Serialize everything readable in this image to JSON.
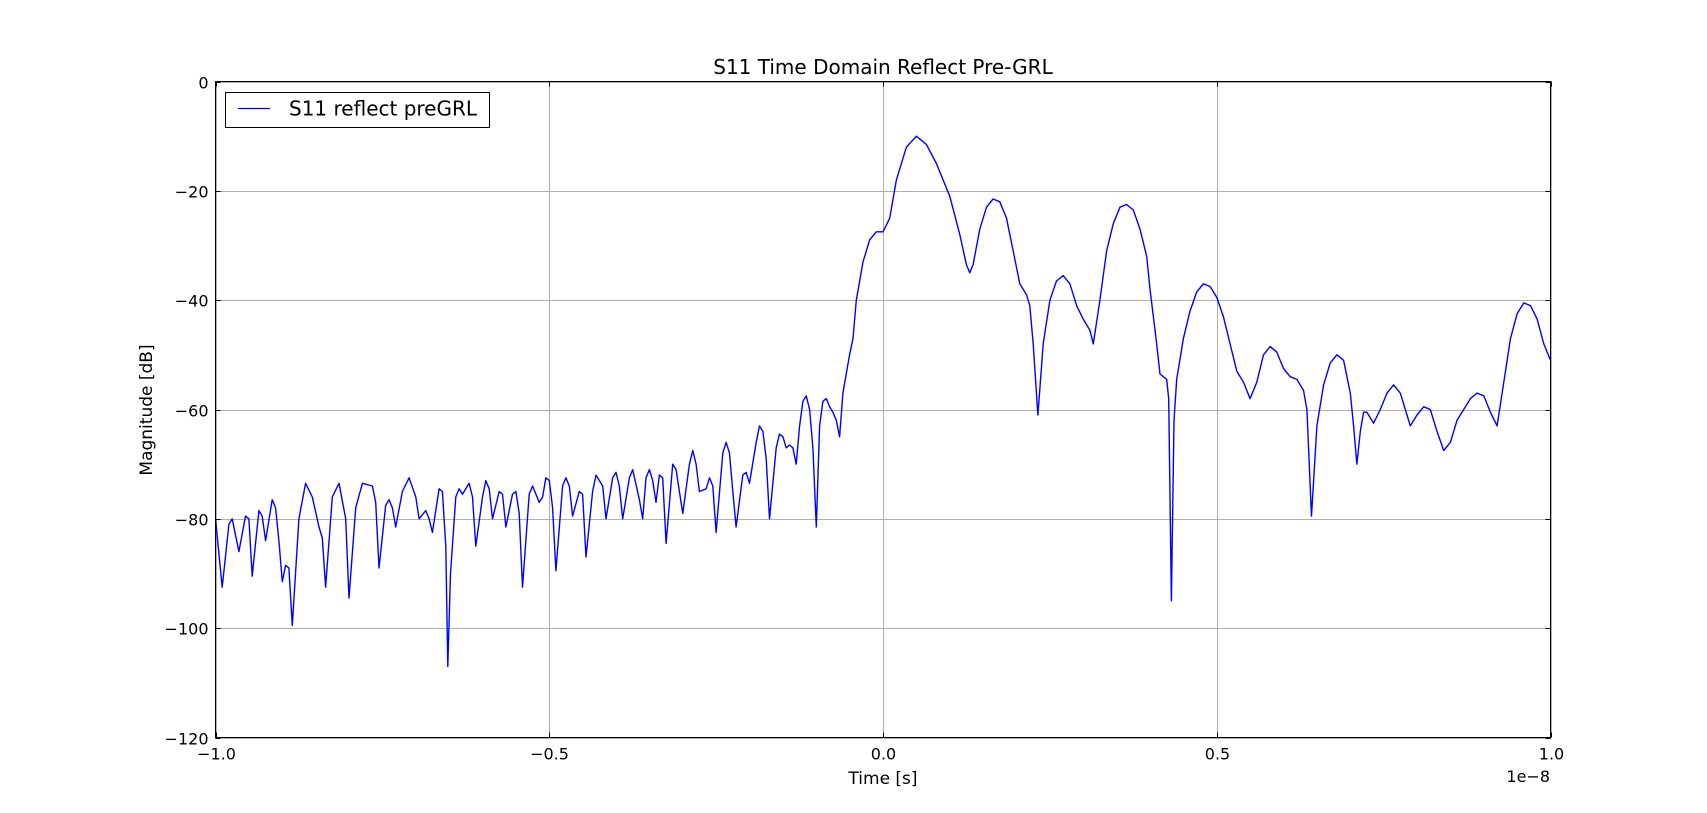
{
  "chart_data": {
    "type": "line",
    "title": "S11 Time Domain Reflect Pre-GRL",
    "xlabel": "Time [s]",
    "ylabel": "Magnitude [dB]",
    "x_offset_label": "1e−8",
    "xlim": [
      -1.0,
      1.0
    ],
    "ylim": [
      -120,
      0
    ],
    "x_unit_scale": 1e-08,
    "xticks": [
      -1.0,
      -0.5,
      0.0,
      0.5,
      1.0
    ],
    "xtick_labels": [
      "−1.0",
      "−0.5",
      "0.0",
      "0.5",
      "1.0"
    ],
    "yticks": [
      0,
      -20,
      -40,
      -60,
      -80,
      -100,
      -120
    ],
    "ytick_labels": [
      "0",
      "−20",
      "−40",
      "−60",
      "−80",
      "−100",
      "−120"
    ],
    "grid": true,
    "legend_position": "upper-left",
    "series": [
      {
        "name": "S11 reflect preGRL",
        "color": "#0000ff",
        "points": [
          [
            -1.0,
            -80
          ],
          [
            -0.99,
            -92.5
          ],
          [
            -0.98,
            -81
          ],
          [
            -0.975,
            -80
          ],
          [
            -0.965,
            -86
          ],
          [
            -0.955,
            -79.5
          ],
          [
            -0.95,
            -80
          ],
          [
            -0.945,
            -90.5
          ],
          [
            -0.935,
            -78.5
          ],
          [
            -0.93,
            -79.5
          ],
          [
            -0.925,
            -84
          ],
          [
            -0.915,
            -76.5
          ],
          [
            -0.91,
            -78
          ],
          [
            -0.905,
            -84
          ],
          [
            -0.9,
            -91.5
          ],
          [
            -0.895,
            -88.5
          ],
          [
            -0.89,
            -89
          ],
          [
            -0.885,
            -99.5
          ],
          [
            -0.875,
            -80
          ],
          [
            -0.865,
            -73.5
          ],
          [
            -0.855,
            -76
          ],
          [
            -0.845,
            -81.5
          ],
          [
            -0.84,
            -83.5
          ],
          [
            -0.835,
            -92.5
          ],
          [
            -0.825,
            -76
          ],
          [
            -0.815,
            -73.5
          ],
          [
            -0.805,
            -80
          ],
          [
            -0.8,
            -94.5
          ],
          [
            -0.79,
            -78
          ],
          [
            -0.78,
            -73.5
          ],
          [
            -0.765,
            -74
          ],
          [
            -0.76,
            -77
          ],
          [
            -0.755,
            -89
          ],
          [
            -0.745,
            -77.5
          ],
          [
            -0.74,
            -76.5
          ],
          [
            -0.735,
            -78
          ],
          [
            -0.73,
            -81.5
          ],
          [
            -0.72,
            -75
          ],
          [
            -0.71,
            -72.5
          ],
          [
            -0.7,
            -76
          ],
          [
            -0.695,
            -80
          ],
          [
            -0.685,
            -78.5
          ],
          [
            -0.68,
            -80
          ],
          [
            -0.675,
            -82.5
          ],
          [
            -0.665,
            -74.5
          ],
          [
            -0.66,
            -75
          ],
          [
            -0.655,
            -85
          ],
          [
            -0.652,
            -107
          ],
          [
            -0.648,
            -90
          ],
          [
            -0.64,
            -76
          ],
          [
            -0.635,
            -74.5
          ],
          [
            -0.63,
            -75.5
          ],
          [
            -0.62,
            -73.5
          ],
          [
            -0.615,
            -76
          ],
          [
            -0.61,
            -85
          ],
          [
            -0.6,
            -76
          ],
          [
            -0.595,
            -73
          ],
          [
            -0.59,
            -74.5
          ],
          [
            -0.585,
            -80
          ],
          [
            -0.575,
            -75
          ],
          [
            -0.57,
            -75.5
          ],
          [
            -0.565,
            -81.5
          ],
          [
            -0.555,
            -75.5
          ],
          [
            -0.55,
            -75
          ],
          [
            -0.545,
            -79
          ],
          [
            -0.54,
            -92.5
          ],
          [
            -0.53,
            -75.5
          ],
          [
            -0.525,
            -74
          ],
          [
            -0.515,
            -77
          ],
          [
            -0.51,
            -76
          ],
          [
            -0.505,
            -72.5
          ],
          [
            -0.5,
            -73
          ],
          [
            -0.495,
            -78
          ],
          [
            -0.49,
            -89.5
          ],
          [
            -0.48,
            -74
          ],
          [
            -0.475,
            -72.5
          ],
          [
            -0.47,
            -74
          ],
          [
            -0.465,
            -79.5
          ],
          [
            -0.455,
            -75
          ],
          [
            -0.45,
            -75.5
          ],
          [
            -0.445,
            -87
          ],
          [
            -0.435,
            -75
          ],
          [
            -0.43,
            -72
          ],
          [
            -0.42,
            -74
          ],
          [
            -0.415,
            -80
          ],
          [
            -0.405,
            -72.5
          ],
          [
            -0.4,
            -71.5
          ],
          [
            -0.395,
            -74
          ],
          [
            -0.39,
            -80
          ],
          [
            -0.38,
            -72.5
          ],
          [
            -0.375,
            -71
          ],
          [
            -0.365,
            -76.5
          ],
          [
            -0.36,
            -80
          ],
          [
            -0.355,
            -72.5
          ],
          [
            -0.35,
            -71
          ],
          [
            -0.345,
            -73
          ],
          [
            -0.34,
            -77
          ],
          [
            -0.335,
            -72
          ],
          [
            -0.33,
            -72.5
          ],
          [
            -0.325,
            -84.5
          ],
          [
            -0.315,
            -70
          ],
          [
            -0.31,
            -71
          ],
          [
            -0.305,
            -75
          ],
          [
            -0.3,
            -79
          ],
          [
            -0.29,
            -70
          ],
          [
            -0.285,
            -67.5
          ],
          [
            -0.28,
            -70
          ],
          [
            -0.275,
            -75
          ],
          [
            -0.265,
            -74.5
          ],
          [
            -0.26,
            -72.5
          ],
          [
            -0.255,
            -74
          ],
          [
            -0.25,
            -82.5
          ],
          [
            -0.24,
            -68
          ],
          [
            -0.235,
            -66
          ],
          [
            -0.23,
            -68
          ],
          [
            -0.225,
            -75
          ],
          [
            -0.22,
            -81.5
          ],
          [
            -0.21,
            -72
          ],
          [
            -0.205,
            -71.5
          ],
          [
            -0.2,
            -73.5
          ],
          [
            -0.19,
            -66
          ],
          [
            -0.185,
            -63
          ],
          [
            -0.18,
            -64
          ],
          [
            -0.175,
            -69
          ],
          [
            -0.17,
            -80
          ],
          [
            -0.16,
            -67
          ],
          [
            -0.155,
            -64.5
          ],
          [
            -0.15,
            -65
          ],
          [
            -0.145,
            -67
          ],
          [
            -0.14,
            -66.5
          ],
          [
            -0.135,
            -67
          ],
          [
            -0.13,
            -70
          ],
          [
            -0.125,
            -63
          ],
          [
            -0.12,
            -58.5
          ],
          [
            -0.115,
            -57.5
          ],
          [
            -0.11,
            -60
          ],
          [
            -0.105,
            -67
          ],
          [
            -0.1,
            -81.5
          ],
          [
            -0.095,
            -63
          ],
          [
            -0.09,
            -58.5
          ],
          [
            -0.085,
            -58
          ],
          [
            -0.08,
            -59.5
          ],
          [
            -0.075,
            -60.5
          ],
          [
            -0.07,
            -62
          ],
          [
            -0.065,
            -65
          ],
          [
            -0.06,
            -57
          ],
          [
            -0.05,
            -50
          ],
          [
            -0.045,
            -47
          ],
          [
            -0.04,
            -40
          ],
          [
            -0.03,
            -33
          ],
          [
            -0.02,
            -29
          ],
          [
            -0.01,
            -27.5
          ],
          [
            0.0,
            -27.5
          ],
          [
            0.01,
            -25
          ],
          [
            0.02,
            -18
          ],
          [
            0.035,
            -12
          ],
          [
            0.05,
            -10
          ],
          [
            0.065,
            -11.5
          ],
          [
            0.08,
            -15
          ],
          [
            0.1,
            -21
          ],
          [
            0.115,
            -28
          ],
          [
            0.125,
            -33.5
          ],
          [
            0.13,
            -35
          ],
          [
            0.135,
            -33.5
          ],
          [
            0.145,
            -27
          ],
          [
            0.155,
            -23
          ],
          [
            0.165,
            -21.5
          ],
          [
            0.175,
            -22
          ],
          [
            0.185,
            -25
          ],
          [
            0.195,
            -31
          ],
          [
            0.205,
            -37
          ],
          [
            0.215,
            -39
          ],
          [
            0.22,
            -41
          ],
          [
            0.225,
            -48
          ],
          [
            0.232,
            -61
          ],
          [
            0.24,
            -48
          ],
          [
            0.25,
            -40
          ],
          [
            0.26,
            -36.5
          ],
          [
            0.27,
            -35.5
          ],
          [
            0.28,
            -37
          ],
          [
            0.29,
            -41
          ],
          [
            0.3,
            -43.5
          ],
          [
            0.31,
            -45.5
          ],
          [
            0.315,
            -48
          ],
          [
            0.325,
            -40
          ],
          [
            0.335,
            -31
          ],
          [
            0.345,
            -26
          ],
          [
            0.355,
            -23
          ],
          [
            0.365,
            -22.5
          ],
          [
            0.375,
            -23.5
          ],
          [
            0.385,
            -27
          ],
          [
            0.395,
            -32
          ],
          [
            0.4,
            -38
          ],
          [
            0.41,
            -48
          ],
          [
            0.415,
            -53.5
          ],
          [
            0.42,
            -54
          ],
          [
            0.425,
            -54.5
          ],
          [
            0.428,
            -58
          ],
          [
            0.432,
            -95
          ],
          [
            0.436,
            -62
          ],
          [
            0.44,
            -54.5
          ],
          [
            0.45,
            -47
          ],
          [
            0.46,
            -42
          ],
          [
            0.47,
            -38.5
          ],
          [
            0.48,
            -37
          ],
          [
            0.49,
            -37.5
          ],
          [
            0.5,
            -39.5
          ],
          [
            0.51,
            -43
          ],
          [
            0.52,
            -48
          ],
          [
            0.53,
            -53
          ],
          [
            0.54,
            -55
          ],
          [
            0.55,
            -58
          ],
          [
            0.56,
            -55
          ],
          [
            0.57,
            -50
          ],
          [
            0.58,
            -48.5
          ],
          [
            0.59,
            -49.5
          ],
          [
            0.6,
            -52.5
          ],
          [
            0.61,
            -54
          ],
          [
            0.62,
            -54.5
          ],
          [
            0.63,
            -56.5
          ],
          [
            0.635,
            -60
          ],
          [
            0.642,
            -79.5
          ],
          [
            0.65,
            -63
          ],
          [
            0.66,
            -55.5
          ],
          [
            0.67,
            -51.5
          ],
          [
            0.68,
            -50
          ],
          [
            0.69,
            -51
          ],
          [
            0.7,
            -57
          ],
          [
            0.705,
            -63
          ],
          [
            0.71,
            -70
          ],
          [
            0.715,
            -64
          ],
          [
            0.72,
            -60.5
          ],
          [
            0.725,
            -60.5
          ],
          [
            0.735,
            -62.5
          ],
          [
            0.745,
            -60
          ],
          [
            0.755,
            -57
          ],
          [
            0.765,
            -55.5
          ],
          [
            0.775,
            -57
          ],
          [
            0.785,
            -61
          ],
          [
            0.79,
            -63
          ],
          [
            0.8,
            -61
          ],
          [
            0.81,
            -59.5
          ],
          [
            0.82,
            -60
          ],
          [
            0.83,
            -64
          ],
          [
            0.84,
            -67.5
          ],
          [
            0.85,
            -66
          ],
          [
            0.86,
            -62
          ],
          [
            0.87,
            -60
          ],
          [
            0.88,
            -58
          ],
          [
            0.89,
            -57
          ],
          [
            0.9,
            -57.5
          ],
          [
            0.91,
            -60.5
          ],
          [
            0.92,
            -63
          ],
          [
            0.93,
            -55
          ],
          [
            0.94,
            -47
          ],
          [
            0.95,
            -42.5
          ],
          [
            0.96,
            -40.5
          ],
          [
            0.97,
            -41
          ],
          [
            0.98,
            -43.5
          ],
          [
            0.99,
            -48
          ],
          [
            1.0,
            -51
          ]
        ]
      }
    ]
  }
}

» To do:
Track down every line with the word "Time" and copy it.

» Complete answer:
    "title": "S11 Time Domain Reflect Pre-GRL",
    "xlabel": "Time [s]",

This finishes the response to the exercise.